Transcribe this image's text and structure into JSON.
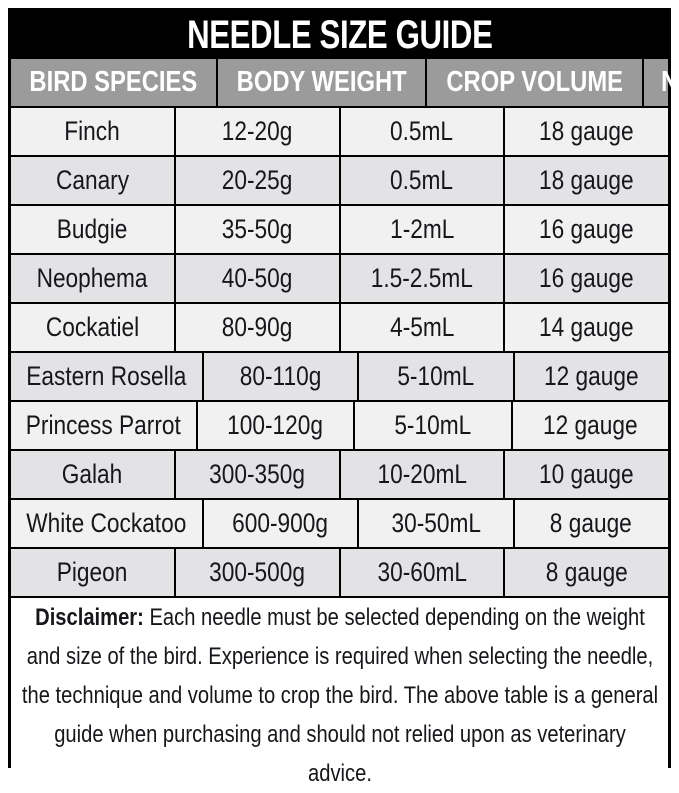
{
  "chart_data": {
    "type": "table",
    "title": "NEEDLE SIZE GUIDE",
    "columns": [
      "BIRD SPECIES",
      "BODY WEIGHT",
      "CROP VOLUME",
      "NEEDLE SIZE"
    ],
    "rows": [
      [
        "Finch",
        "12-20g",
        "0.5mL",
        "18 gauge"
      ],
      [
        "Canary",
        "20-25g",
        "0.5mL",
        "18 gauge"
      ],
      [
        "Budgie",
        "35-50g",
        "1-2mL",
        "16 gauge"
      ],
      [
        "Neophema",
        "40-50g",
        "1.5-2.5mL",
        "16 gauge"
      ],
      [
        "Cockatiel",
        "80-90g",
        "4-5mL",
        "14 gauge"
      ],
      [
        "Eastern Rosella",
        "80-110g",
        "5-10mL",
        "12 gauge"
      ],
      [
        "Princess Parrot",
        "100-120g",
        "5-10mL",
        "12 gauge"
      ],
      [
        "Galah",
        "300-350g",
        "10-20mL",
        "10 gauge"
      ],
      [
        "White Cockatoo",
        "600-900g",
        "30-50mL",
        "8 gauge"
      ],
      [
        "Pigeon",
        "300-500g",
        "30-60mL",
        "8 gauge"
      ]
    ],
    "layout": {
      "row_alternation": "light-dark",
      "header_position": "top"
    }
  },
  "disclaimer": {
    "label": "Disclaimer:",
    "text": "Each needle must be selected depending on the weight and size of the bird. Experience is required when selecting the needle, the technique and volume to crop the bird. The above table is a general guide when purchasing and should not relied upon as veterinary advice."
  },
  "colors": {
    "title_bg": "#000000",
    "title_text": "#ffffff",
    "header_bg": "#9b9b9b",
    "header_text": "#ffffff",
    "row_light": "#f1f1f1",
    "row_dark": "#e3e3e5",
    "border": "#000000",
    "body_text": "#17171b"
  }
}
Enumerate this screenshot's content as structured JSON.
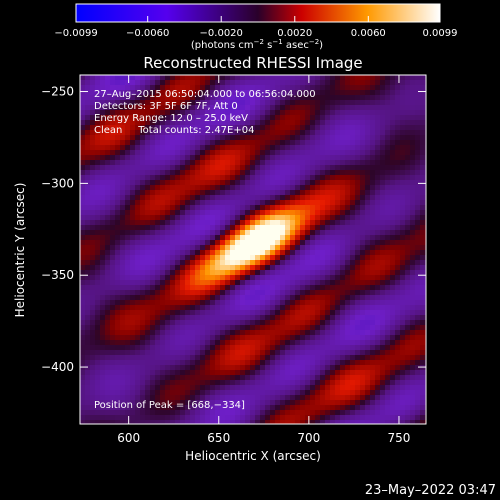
{
  "chart_data": {
    "type": "heatmap",
    "title": "Reconstructed RHESSI Image",
    "xlabel": "Heliocentric X (arcsec)",
    "ylabel": "Heliocentric Y (arcsec)",
    "xlim": [
      573,
      765
    ],
    "ylim": [
      -431,
      -241
    ],
    "x_ticks": [
      600,
      650,
      700,
      750
    ],
    "x_tick_labels": [
      "600",
      "650",
      "700",
      "750"
    ],
    "y_ticks": [
      -250,
      -300,
      -350,
      -400
    ],
    "y_tick_labels": [
      "−250",
      "−300",
      "−350",
      "−400"
    ],
    "colorbar": {
      "range": [
        -0.0099,
        0.0099
      ],
      "ticks": [
        -0.0099,
        -0.006,
        -0.002,
        0.002,
        0.006,
        0.0099
      ],
      "tick_labels": [
        "−0.0099",
        "−0.0060",
        "−0.0020",
        "0.0020",
        "0.0060",
        "0.0099"
      ],
      "unit_main": "(photons cm",
      "unit_sup1": "−2",
      "unit_mid": " s",
      "unit_sup2": "−1",
      "unit_mid2": " asec",
      "unit_sup3": "−2",
      "unit_end": ")"
    },
    "annotations": [
      "27–Aug–2015 06:50:04.000 to 06:56:04.000",
      "Detectors: 3F 5F 6F 7F, Att 0",
      "Energy Range: 12.0 – 25.0 keV",
      "Clean     Total counts: 2.47E+04"
    ],
    "peak_label": "Position of Peak = [668,−334]",
    "peak": {
      "x": 668,
      "y": -334
    }
  },
  "footer": {
    "timestamp": "23–May–2022 03:47"
  }
}
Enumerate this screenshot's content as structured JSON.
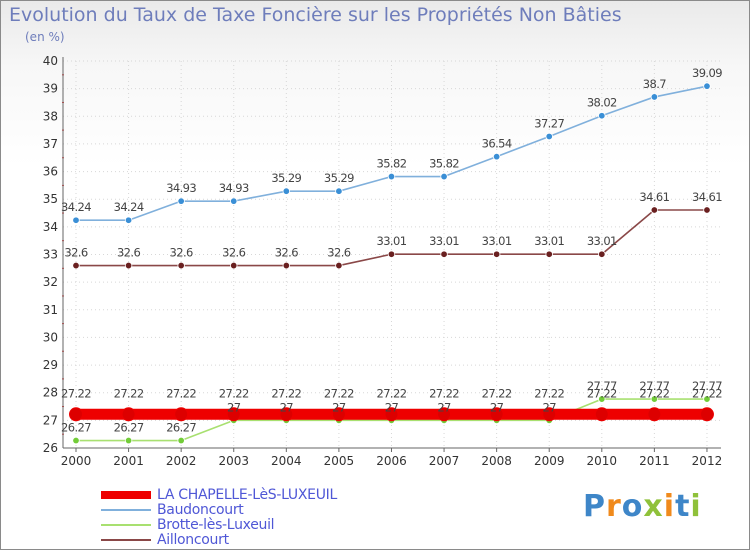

• WHAT YOU NEED TO DO: From the entries above, collect every line with the string "arcsec" in it.

• TASK SOLUTION:
    "xlabel": "Heliocentric X (arcsec)",
    "ylabel": "Heliocentric Y (arcsec)",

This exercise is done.